• _Exercise requirements_
(a) From the Pump.fun passage, repeat everything from "Example coin address" down to "attract a premium.".
(b) According to the Pump.fun passage, how can you recognize a token that was launched on Pump.fun?

• _Document extract_
+ + + + + + +
In general, tokens coming to DEX from Pump.fun are slightly safer than those that are not due to the platform’s “fair launch” process, which shows who is buying in pre-launch, automatically burns the seeded liquidity that supports the token, and typically has a slightly larger pool of participants by the time the token hits DEX. You can identify tokens from Pump.fun by the presence of the word “pump” at the end of a token’s address. Since June, the addresses of all Pump.fun launched tokens have been appended with “pump,” making them easy to identify. Many of the massive market cap meme coins you have seen since March have come from Pump.fun, for example michi, DADDY TATE, MOTHER IGGY, ZACK MORRIS, Shark Cat, BILLY, TEH EPIK DUCK, Hawk Tuah etc just to name a few that have persisted.
Example coin address with the pump suffix:
Make no mistake, Pump.fun has its serious share of scams—many of which are automated or extremely sophisticated—but in the wild west that is shitcoin sniping, we find in it one more parallel to VC investing. Pump.fun is to meme coins what Y-Combinator is to startups, in that they both have a great relative track record of launching successful projects, and having the badge can often attract a premium.
+ + + + + + +
• _Given information_
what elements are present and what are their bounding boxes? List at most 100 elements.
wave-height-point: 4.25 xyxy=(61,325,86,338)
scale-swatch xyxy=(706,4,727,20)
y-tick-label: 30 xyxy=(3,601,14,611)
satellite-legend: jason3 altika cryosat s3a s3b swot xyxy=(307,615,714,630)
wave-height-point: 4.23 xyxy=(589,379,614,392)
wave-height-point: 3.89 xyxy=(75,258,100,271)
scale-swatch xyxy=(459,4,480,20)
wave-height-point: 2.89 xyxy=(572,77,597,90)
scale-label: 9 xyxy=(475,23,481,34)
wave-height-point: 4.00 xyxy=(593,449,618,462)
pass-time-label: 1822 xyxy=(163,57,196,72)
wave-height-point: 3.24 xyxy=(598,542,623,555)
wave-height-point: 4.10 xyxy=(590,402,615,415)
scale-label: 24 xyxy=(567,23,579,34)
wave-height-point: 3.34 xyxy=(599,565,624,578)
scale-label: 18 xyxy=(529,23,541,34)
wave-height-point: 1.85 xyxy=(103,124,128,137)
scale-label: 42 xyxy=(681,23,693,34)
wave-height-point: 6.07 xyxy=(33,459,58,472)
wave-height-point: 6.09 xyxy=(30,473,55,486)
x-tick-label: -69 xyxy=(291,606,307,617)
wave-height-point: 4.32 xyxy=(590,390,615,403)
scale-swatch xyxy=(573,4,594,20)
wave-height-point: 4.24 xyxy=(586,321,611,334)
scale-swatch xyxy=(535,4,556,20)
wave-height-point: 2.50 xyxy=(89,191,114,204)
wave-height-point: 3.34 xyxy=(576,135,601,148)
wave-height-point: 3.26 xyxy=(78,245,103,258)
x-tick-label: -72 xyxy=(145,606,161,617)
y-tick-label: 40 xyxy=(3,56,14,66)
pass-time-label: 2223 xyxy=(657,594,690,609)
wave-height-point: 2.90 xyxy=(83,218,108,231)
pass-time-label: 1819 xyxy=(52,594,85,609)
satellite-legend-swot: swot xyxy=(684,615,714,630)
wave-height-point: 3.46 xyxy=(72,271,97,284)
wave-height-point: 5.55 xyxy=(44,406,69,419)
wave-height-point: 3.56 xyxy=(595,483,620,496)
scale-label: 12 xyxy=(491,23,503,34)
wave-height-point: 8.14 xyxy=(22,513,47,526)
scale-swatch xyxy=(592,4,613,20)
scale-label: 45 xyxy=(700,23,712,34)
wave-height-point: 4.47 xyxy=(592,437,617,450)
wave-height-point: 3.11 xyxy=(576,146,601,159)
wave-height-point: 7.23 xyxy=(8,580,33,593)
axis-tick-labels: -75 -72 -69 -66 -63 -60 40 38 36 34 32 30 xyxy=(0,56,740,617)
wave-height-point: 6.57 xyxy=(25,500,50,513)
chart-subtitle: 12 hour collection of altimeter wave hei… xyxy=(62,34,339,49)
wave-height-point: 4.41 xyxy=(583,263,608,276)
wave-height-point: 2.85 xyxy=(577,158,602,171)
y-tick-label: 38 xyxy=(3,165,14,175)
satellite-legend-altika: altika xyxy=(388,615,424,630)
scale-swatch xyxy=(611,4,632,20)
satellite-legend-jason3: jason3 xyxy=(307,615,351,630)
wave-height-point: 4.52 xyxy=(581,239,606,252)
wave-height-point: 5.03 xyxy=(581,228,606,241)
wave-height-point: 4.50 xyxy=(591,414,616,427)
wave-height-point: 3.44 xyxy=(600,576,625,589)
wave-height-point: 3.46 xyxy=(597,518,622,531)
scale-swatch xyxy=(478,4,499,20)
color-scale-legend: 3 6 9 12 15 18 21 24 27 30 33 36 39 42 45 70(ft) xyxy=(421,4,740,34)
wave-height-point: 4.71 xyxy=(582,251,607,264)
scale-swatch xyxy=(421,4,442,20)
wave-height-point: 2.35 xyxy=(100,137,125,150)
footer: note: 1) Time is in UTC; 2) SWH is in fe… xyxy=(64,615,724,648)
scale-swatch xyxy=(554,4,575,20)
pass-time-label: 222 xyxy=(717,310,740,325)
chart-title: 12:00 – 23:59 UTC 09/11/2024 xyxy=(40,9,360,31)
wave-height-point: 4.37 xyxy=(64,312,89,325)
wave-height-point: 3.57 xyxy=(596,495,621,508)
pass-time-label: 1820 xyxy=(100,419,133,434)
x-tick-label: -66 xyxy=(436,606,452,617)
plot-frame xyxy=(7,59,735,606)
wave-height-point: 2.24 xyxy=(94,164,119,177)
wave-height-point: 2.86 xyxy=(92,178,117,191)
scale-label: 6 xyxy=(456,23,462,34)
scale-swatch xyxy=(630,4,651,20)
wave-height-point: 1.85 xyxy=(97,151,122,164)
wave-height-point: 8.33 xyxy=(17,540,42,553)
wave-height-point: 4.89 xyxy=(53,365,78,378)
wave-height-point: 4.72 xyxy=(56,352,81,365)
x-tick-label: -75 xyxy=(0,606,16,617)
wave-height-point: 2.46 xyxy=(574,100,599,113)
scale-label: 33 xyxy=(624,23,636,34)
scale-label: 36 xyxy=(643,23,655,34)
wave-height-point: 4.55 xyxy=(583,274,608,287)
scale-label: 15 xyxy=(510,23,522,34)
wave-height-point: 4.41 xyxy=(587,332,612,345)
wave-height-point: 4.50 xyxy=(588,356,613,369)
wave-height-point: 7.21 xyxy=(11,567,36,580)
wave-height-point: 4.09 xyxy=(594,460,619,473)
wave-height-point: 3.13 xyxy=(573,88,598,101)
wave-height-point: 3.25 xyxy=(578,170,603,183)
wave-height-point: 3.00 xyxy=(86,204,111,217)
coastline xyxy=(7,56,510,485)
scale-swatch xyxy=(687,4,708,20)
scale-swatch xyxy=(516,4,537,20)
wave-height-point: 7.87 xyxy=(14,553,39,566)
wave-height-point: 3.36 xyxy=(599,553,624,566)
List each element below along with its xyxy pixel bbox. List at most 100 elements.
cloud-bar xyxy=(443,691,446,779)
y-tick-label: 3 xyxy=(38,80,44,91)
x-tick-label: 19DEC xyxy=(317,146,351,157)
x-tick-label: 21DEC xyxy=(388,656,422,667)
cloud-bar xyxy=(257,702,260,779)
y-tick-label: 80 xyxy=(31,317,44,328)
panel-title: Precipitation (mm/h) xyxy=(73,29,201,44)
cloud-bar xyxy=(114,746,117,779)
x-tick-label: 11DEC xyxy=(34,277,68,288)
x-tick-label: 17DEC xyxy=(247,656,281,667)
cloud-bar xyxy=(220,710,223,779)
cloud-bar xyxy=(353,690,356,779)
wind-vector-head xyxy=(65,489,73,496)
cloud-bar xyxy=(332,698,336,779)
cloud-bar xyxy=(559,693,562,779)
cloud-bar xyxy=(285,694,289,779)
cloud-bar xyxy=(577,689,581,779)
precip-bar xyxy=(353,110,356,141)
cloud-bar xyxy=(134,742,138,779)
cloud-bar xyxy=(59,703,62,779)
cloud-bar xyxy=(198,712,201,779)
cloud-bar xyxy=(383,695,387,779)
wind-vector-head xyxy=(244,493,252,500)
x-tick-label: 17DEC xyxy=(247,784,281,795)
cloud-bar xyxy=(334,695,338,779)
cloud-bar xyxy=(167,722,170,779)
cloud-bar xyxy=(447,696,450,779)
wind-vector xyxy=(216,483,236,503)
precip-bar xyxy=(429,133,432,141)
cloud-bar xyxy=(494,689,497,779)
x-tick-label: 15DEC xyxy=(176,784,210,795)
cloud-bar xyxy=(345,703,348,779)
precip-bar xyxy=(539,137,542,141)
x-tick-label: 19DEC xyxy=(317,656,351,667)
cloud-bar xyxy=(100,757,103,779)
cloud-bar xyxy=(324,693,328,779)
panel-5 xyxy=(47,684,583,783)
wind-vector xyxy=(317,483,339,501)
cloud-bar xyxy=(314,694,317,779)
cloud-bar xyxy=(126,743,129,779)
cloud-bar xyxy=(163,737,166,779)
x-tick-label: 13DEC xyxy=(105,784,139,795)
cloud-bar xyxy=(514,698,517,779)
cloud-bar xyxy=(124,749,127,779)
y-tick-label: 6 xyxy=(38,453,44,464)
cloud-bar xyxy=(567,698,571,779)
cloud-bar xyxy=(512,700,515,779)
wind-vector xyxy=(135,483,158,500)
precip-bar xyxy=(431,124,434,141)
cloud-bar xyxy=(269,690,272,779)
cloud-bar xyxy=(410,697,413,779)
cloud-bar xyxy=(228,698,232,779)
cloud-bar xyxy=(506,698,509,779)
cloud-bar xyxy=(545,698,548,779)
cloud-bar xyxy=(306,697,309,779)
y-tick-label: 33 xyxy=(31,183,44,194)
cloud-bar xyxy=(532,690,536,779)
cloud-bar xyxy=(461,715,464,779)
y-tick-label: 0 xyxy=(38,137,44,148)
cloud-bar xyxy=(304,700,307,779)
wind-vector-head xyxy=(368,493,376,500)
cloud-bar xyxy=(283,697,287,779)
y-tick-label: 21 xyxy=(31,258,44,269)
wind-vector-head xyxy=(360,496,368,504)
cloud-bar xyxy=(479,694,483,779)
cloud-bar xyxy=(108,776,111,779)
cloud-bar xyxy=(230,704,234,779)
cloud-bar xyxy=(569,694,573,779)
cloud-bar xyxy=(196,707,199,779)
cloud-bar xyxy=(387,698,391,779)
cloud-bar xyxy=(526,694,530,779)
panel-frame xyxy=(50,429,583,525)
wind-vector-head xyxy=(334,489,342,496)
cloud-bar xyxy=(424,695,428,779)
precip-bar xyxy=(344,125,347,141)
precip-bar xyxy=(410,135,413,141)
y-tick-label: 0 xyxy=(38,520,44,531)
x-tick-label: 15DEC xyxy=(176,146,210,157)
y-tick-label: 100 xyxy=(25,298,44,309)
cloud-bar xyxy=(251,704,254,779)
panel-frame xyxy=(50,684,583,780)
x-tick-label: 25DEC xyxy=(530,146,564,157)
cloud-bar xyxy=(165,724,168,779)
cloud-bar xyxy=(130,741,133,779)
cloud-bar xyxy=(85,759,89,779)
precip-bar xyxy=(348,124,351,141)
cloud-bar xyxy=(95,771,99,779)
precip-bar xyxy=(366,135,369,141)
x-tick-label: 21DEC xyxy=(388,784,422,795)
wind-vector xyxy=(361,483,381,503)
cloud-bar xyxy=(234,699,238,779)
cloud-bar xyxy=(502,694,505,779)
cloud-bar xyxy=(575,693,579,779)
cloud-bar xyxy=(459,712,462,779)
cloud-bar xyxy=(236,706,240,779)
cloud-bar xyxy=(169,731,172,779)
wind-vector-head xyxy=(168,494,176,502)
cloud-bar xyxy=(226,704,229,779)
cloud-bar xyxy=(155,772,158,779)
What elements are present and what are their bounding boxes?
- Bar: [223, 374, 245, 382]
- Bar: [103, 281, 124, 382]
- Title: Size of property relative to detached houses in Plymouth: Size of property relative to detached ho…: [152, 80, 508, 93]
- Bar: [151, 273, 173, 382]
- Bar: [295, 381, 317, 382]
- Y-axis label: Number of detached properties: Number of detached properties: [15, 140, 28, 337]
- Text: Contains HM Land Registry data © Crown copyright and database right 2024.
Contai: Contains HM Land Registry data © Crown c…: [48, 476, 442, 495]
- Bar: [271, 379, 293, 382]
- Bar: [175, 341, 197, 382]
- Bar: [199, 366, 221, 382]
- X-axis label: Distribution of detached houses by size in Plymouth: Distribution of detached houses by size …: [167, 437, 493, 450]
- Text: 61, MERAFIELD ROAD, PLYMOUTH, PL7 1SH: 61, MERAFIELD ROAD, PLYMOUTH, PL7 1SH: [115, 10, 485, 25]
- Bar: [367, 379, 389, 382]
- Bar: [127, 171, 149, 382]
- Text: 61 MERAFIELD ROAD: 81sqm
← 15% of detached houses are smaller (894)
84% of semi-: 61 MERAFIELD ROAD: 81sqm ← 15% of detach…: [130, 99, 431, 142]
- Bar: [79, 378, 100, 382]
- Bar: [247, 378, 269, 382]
+ + + + + + +
• _Exercise answers_
(a)
Example coin address with the pump suffix:
Make no mistake, Pump.fun has its serious share of scams—many of which are automated or extremely sophisticated—but in the wild west that is shitcoin sniping, we find in it one more parallel to VC investing. Pump.fun is to meme coins what Y-Combinator is to startups, in that they both have a great relative track record of launching successful projects, and having the badge can often attract a premium.

(b) The token's address ends with the word "pump."